_CHALLENGE_
Determine how many lines include the word "Fitting", then give that number and nothing more.

* start AVAILABLE RECORDS *

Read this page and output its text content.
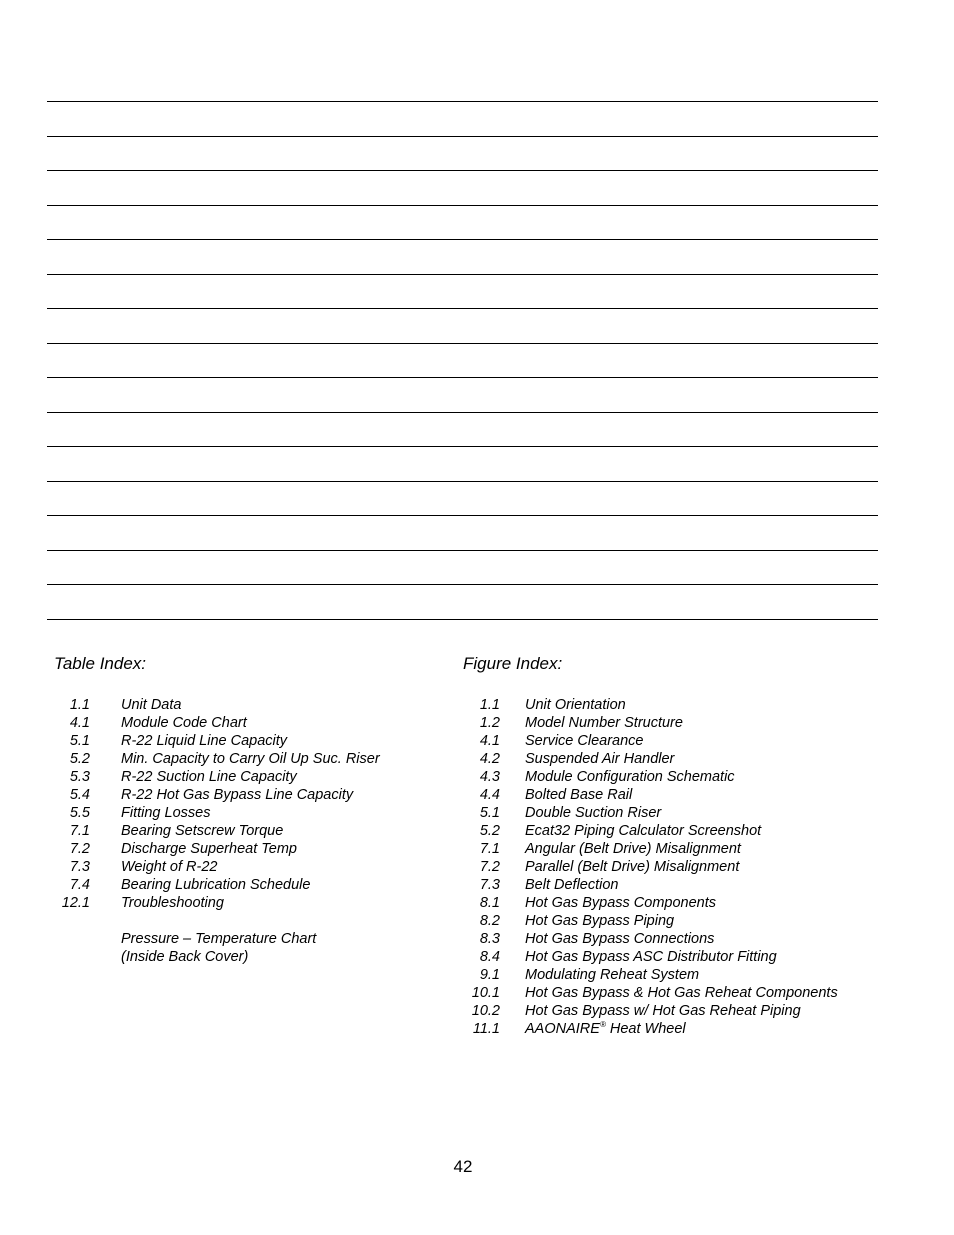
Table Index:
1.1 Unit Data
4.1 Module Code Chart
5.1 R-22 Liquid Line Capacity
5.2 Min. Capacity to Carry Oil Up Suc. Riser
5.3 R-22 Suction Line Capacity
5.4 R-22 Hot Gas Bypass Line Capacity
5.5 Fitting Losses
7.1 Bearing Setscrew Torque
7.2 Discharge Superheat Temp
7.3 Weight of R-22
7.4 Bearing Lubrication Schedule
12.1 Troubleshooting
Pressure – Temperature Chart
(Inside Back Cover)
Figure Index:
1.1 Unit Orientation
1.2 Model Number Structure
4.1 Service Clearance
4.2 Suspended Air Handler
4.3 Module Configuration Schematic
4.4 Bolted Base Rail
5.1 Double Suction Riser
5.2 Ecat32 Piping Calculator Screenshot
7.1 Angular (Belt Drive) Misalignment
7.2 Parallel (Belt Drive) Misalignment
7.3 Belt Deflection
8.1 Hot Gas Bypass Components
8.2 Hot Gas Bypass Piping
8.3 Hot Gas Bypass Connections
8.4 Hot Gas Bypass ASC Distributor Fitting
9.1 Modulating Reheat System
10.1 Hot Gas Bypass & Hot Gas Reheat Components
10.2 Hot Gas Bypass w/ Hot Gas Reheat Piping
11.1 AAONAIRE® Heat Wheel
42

* end AVAILABLE RECORDS *

_RESULT OF THIS TASK_
2